Given problem:
Collect from the data below each line with "Wavelength".

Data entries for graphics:
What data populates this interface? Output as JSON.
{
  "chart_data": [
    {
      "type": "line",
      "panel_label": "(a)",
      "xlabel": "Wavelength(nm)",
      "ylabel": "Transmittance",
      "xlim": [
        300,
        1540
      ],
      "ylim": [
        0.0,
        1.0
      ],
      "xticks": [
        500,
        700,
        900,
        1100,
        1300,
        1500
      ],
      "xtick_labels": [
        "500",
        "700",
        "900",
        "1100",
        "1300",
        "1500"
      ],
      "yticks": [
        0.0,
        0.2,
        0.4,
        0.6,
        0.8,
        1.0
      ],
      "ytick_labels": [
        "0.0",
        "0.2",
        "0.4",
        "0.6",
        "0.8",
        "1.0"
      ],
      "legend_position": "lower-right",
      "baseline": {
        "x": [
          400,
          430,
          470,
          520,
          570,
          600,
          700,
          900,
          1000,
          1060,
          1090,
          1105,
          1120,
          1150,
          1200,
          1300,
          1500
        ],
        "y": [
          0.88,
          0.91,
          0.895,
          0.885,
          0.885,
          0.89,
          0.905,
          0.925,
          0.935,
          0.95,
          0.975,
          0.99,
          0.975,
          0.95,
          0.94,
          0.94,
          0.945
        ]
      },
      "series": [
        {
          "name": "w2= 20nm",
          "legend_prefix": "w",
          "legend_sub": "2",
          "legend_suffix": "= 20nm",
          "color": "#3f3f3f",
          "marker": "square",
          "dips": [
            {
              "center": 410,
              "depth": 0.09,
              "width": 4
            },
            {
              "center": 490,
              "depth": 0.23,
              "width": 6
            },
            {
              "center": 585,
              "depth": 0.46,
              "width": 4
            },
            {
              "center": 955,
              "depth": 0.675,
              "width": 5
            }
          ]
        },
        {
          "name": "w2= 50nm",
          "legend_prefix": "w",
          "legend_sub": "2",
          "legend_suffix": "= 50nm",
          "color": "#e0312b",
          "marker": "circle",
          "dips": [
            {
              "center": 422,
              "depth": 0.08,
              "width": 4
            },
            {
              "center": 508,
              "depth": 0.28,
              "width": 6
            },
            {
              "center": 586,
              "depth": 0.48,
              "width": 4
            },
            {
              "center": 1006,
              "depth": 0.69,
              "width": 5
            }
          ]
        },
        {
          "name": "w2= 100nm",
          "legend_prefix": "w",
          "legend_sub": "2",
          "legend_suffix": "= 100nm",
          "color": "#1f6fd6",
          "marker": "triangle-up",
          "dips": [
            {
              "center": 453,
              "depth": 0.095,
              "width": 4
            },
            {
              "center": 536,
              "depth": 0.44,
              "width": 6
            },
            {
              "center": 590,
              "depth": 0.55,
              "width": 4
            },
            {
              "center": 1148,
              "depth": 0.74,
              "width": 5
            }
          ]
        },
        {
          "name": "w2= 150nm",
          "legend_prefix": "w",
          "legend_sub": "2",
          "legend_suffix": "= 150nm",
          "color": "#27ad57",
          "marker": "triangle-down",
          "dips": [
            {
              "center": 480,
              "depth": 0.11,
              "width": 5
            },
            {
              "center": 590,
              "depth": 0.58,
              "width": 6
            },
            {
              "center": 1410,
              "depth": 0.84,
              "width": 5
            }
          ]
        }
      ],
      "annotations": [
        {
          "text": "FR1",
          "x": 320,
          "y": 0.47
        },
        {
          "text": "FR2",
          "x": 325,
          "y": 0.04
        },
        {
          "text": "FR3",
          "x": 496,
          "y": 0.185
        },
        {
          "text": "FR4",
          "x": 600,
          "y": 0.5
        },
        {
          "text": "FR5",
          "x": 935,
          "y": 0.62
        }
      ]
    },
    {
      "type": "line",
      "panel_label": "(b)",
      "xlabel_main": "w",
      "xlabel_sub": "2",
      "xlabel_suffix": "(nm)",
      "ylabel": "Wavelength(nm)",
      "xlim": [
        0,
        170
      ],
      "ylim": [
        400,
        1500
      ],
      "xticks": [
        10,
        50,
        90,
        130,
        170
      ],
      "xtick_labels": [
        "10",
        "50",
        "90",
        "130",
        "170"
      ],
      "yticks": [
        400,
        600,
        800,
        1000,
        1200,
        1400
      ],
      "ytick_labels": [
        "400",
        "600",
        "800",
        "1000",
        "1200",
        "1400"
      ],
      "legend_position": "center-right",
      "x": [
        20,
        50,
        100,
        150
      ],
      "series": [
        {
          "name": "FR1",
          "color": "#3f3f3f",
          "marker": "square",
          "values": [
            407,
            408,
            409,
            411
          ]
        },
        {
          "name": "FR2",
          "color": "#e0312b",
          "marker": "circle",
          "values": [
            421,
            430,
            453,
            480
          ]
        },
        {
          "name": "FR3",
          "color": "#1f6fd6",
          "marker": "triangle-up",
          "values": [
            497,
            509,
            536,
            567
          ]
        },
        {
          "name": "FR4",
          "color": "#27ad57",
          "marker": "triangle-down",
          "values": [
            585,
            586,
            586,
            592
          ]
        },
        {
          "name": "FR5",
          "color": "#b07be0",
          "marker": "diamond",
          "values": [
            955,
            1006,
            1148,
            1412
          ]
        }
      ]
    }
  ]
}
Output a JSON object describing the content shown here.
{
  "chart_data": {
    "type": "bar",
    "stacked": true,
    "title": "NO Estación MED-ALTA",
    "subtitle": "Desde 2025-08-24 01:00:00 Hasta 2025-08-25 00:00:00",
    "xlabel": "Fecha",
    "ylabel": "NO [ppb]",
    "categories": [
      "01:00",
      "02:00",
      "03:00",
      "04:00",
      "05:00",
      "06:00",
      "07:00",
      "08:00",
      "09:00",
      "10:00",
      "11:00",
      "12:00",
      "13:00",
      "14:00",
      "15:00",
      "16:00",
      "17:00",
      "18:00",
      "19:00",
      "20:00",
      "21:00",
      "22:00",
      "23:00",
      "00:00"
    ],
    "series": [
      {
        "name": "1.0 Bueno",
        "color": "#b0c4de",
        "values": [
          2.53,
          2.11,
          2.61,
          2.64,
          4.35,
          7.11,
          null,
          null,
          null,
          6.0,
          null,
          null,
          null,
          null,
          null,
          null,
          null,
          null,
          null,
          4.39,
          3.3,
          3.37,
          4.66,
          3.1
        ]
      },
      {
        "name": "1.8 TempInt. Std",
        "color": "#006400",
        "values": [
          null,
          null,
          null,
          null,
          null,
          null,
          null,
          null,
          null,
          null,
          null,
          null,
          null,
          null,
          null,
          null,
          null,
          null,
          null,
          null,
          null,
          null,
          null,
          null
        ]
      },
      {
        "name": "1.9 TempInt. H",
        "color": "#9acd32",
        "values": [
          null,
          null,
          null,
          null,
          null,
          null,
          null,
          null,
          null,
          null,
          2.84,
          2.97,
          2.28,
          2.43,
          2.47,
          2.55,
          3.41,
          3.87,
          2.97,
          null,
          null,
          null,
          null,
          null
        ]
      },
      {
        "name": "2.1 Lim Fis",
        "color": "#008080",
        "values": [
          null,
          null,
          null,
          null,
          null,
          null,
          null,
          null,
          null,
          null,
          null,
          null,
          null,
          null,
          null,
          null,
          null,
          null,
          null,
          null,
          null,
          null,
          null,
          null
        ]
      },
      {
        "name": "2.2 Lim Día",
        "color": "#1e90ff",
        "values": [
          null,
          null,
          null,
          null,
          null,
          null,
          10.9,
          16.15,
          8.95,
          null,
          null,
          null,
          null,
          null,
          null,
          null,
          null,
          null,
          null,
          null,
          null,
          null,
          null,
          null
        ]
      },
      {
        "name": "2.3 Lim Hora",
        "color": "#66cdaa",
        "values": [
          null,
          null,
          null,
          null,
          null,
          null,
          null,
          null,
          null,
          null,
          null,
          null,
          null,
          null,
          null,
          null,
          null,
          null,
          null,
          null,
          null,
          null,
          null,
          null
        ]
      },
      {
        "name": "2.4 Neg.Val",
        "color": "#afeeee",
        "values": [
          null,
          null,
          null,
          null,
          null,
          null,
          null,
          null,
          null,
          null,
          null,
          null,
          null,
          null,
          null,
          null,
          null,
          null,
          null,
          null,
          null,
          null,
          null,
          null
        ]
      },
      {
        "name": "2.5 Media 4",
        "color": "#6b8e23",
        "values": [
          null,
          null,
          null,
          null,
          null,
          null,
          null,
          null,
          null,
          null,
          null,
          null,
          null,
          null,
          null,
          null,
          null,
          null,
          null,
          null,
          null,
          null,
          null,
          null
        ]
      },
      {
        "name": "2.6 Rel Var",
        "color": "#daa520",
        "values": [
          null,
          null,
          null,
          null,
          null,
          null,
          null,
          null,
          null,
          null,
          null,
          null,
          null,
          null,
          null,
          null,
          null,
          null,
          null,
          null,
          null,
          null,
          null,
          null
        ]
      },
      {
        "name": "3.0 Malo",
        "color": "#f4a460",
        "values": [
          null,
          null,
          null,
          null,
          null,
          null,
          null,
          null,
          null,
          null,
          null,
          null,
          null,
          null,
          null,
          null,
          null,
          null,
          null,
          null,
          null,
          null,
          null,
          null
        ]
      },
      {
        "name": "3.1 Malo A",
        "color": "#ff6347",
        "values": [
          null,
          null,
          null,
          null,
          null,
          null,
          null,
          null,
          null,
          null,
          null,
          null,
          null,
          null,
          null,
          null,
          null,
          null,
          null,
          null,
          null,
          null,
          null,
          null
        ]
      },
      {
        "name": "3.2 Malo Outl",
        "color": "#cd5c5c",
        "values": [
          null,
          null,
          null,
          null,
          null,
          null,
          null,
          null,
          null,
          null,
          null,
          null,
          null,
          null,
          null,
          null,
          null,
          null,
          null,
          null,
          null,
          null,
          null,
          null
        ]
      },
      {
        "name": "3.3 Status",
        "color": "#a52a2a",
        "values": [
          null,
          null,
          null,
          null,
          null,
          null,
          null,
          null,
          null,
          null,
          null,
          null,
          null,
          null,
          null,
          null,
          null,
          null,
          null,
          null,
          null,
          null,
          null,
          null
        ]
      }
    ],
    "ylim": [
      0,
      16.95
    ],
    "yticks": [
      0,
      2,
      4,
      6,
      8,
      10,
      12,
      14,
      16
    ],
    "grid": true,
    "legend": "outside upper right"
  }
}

Output:
      "xlabel": "Wavelength(nm)",
      "ylabel": "Wavelength(nm)",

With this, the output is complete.